BEGIN ITEMS
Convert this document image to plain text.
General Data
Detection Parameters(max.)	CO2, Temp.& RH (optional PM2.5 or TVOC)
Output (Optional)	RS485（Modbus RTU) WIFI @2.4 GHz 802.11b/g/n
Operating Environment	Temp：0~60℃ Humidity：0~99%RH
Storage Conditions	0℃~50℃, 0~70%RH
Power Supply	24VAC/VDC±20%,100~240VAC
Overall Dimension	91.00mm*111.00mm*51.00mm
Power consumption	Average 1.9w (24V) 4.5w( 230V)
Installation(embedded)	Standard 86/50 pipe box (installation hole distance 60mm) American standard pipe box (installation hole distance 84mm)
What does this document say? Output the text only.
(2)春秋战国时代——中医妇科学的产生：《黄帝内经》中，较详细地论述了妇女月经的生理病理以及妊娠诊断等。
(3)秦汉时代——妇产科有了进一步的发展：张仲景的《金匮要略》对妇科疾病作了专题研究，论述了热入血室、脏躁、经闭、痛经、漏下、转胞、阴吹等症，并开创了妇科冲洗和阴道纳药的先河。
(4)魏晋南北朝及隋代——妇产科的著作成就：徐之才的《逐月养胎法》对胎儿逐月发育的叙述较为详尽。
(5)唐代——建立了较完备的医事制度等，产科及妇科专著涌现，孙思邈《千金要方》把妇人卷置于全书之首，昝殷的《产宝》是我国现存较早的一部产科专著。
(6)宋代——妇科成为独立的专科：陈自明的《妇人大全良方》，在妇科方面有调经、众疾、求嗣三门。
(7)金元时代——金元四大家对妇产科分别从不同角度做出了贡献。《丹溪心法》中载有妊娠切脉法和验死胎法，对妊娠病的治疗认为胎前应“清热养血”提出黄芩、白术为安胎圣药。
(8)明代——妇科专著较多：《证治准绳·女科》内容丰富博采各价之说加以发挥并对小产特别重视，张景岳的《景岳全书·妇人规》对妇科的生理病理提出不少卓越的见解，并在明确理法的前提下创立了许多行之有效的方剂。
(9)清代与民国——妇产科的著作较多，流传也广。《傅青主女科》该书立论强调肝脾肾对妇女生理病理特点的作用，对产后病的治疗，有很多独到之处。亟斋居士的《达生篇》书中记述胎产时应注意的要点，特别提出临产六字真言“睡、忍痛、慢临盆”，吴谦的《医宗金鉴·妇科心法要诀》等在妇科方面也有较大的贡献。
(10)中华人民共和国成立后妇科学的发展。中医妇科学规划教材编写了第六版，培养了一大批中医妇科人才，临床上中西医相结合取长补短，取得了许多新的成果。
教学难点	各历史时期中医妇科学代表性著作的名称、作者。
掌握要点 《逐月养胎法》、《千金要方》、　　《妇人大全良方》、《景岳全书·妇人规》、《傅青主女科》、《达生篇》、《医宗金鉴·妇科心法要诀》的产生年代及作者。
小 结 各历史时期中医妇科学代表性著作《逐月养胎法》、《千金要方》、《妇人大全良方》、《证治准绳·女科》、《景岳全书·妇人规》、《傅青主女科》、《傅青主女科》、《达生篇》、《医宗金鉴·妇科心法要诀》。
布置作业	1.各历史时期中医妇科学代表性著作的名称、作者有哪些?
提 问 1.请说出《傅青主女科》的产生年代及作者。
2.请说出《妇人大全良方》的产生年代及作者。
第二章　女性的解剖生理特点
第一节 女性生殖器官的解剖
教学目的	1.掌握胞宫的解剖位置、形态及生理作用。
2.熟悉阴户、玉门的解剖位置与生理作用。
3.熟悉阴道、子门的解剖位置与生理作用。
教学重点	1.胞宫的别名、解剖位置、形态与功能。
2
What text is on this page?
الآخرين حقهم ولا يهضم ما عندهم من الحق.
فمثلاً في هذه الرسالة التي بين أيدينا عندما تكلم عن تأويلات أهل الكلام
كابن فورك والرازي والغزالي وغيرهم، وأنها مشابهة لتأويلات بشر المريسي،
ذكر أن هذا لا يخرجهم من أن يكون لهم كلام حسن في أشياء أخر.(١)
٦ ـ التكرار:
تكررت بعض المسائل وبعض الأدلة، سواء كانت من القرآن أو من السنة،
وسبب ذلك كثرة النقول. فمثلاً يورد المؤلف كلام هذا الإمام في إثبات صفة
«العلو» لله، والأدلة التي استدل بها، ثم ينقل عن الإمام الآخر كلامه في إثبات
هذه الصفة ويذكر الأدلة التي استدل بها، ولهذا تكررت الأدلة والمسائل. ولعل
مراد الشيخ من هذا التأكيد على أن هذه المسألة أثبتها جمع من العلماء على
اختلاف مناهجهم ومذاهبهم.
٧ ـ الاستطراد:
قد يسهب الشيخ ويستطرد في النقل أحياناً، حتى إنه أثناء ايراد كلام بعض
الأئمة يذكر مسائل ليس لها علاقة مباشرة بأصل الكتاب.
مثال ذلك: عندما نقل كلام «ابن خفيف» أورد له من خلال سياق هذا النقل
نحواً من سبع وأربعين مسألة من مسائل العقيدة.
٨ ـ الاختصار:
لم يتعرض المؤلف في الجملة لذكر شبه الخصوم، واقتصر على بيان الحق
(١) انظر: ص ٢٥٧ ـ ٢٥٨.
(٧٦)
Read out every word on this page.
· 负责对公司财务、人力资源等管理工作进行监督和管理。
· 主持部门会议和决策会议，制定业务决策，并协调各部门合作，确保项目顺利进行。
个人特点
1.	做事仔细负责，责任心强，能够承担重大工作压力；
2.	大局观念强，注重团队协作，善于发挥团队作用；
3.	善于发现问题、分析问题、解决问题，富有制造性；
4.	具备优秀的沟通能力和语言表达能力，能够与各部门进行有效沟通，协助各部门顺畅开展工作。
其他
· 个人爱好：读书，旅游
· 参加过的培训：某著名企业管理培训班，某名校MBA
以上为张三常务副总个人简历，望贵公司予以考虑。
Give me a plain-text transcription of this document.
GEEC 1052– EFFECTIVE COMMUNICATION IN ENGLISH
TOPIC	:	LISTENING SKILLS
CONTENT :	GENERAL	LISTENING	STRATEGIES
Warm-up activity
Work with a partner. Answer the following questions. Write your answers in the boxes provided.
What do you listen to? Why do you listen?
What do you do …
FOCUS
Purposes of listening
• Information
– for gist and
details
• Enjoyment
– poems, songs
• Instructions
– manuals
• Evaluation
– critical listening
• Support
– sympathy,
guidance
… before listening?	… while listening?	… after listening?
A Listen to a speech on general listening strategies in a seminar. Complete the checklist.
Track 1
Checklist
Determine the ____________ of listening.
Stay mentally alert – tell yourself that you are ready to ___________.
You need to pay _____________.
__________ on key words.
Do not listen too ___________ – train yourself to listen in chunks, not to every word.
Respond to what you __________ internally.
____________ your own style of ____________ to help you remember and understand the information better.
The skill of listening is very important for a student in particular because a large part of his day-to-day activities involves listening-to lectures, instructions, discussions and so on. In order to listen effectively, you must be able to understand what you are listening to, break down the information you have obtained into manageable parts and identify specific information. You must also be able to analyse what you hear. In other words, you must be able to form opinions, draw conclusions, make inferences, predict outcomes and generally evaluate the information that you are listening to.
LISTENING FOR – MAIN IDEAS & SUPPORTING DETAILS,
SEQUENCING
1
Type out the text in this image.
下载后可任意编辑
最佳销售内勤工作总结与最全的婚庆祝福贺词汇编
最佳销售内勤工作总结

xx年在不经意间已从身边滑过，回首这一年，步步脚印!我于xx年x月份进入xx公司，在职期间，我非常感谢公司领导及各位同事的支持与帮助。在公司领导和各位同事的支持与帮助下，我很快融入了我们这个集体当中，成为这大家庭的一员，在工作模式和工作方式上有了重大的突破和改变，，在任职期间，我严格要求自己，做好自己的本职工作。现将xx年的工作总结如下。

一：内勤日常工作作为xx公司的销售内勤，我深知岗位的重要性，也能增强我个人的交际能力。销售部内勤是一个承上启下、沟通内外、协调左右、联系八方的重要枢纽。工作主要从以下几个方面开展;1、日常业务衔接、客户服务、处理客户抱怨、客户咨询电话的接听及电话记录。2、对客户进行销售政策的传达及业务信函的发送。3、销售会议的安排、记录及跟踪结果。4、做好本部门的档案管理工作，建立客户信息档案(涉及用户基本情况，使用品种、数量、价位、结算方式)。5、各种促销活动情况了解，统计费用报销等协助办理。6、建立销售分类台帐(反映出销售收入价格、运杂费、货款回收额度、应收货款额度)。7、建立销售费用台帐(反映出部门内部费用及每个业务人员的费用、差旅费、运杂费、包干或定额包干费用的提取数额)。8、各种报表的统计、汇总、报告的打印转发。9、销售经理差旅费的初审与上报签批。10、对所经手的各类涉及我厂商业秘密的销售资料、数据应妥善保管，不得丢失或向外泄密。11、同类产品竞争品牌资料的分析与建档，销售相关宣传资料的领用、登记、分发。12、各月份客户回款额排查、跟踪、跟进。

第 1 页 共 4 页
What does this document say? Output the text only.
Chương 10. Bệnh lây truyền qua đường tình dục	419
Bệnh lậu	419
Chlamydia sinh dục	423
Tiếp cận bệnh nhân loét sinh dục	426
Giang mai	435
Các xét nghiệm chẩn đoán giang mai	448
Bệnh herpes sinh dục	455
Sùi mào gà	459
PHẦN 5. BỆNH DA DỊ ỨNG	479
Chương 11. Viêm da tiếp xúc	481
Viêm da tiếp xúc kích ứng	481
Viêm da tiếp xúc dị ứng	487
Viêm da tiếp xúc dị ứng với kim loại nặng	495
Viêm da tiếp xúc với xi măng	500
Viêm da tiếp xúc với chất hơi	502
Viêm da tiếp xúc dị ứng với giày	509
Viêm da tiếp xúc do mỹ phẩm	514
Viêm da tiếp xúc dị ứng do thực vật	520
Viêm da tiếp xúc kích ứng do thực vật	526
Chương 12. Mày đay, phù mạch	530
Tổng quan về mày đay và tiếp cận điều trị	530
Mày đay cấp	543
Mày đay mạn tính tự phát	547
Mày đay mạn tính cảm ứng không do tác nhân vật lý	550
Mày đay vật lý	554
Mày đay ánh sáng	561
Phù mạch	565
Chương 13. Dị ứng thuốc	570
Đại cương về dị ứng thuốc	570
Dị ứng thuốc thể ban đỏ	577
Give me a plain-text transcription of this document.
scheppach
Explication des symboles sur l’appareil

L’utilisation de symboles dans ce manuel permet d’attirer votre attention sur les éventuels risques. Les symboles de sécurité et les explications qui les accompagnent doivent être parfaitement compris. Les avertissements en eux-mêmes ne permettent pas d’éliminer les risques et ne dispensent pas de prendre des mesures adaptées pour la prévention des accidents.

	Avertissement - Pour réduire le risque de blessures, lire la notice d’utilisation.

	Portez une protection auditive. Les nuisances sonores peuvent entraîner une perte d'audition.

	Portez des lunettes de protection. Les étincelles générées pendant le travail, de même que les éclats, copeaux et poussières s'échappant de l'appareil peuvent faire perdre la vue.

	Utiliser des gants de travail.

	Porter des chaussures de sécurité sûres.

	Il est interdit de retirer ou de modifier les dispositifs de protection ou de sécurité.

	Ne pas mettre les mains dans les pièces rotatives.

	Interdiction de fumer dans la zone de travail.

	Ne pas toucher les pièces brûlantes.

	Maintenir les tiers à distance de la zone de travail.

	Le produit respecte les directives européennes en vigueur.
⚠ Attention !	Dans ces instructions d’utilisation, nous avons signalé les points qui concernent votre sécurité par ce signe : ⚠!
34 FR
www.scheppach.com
END ITEMS
### [OBJECTIVE]
Lines containing the string "傅青主女科" are to be selected and copied.

### [THE SOLUTION]
(9)清代与民国——妇产科的著作较多，流传也广。《傅青主女科》该书立论强调肝脾肾对妇女生理病理特点的作用，对产后病的治疗，有很多独到之处。亟斋居士的《达生篇》书中记述胎产时应注意的要点，特别提出临产六字真言“睡、忍痛、慢临盆”，吴谦的《医宗金鉴·妇科心法要诀》等在妇科方面也有较大的贡献。
掌握要点 《逐月养胎法》、《千金要方》、　　《妇人大全良方》、《景岳全书·妇人规》、《傅青主女科》、《达生篇》、《医宗金鉴·妇科心法要诀》的产生年代及作者。
小 结 各历史时期中医妇科学代表性著作《逐月养胎法》、《千金要方》、《妇人大全良方》、《证治准绳·女科》、《景岳全书·妇人规》、《傅青主女科》、《傅青主女科》、《达生篇》、《医宗金鉴·妇科心法要诀》。
提 问 1.请说出《傅青主女科》的产生年代及作者。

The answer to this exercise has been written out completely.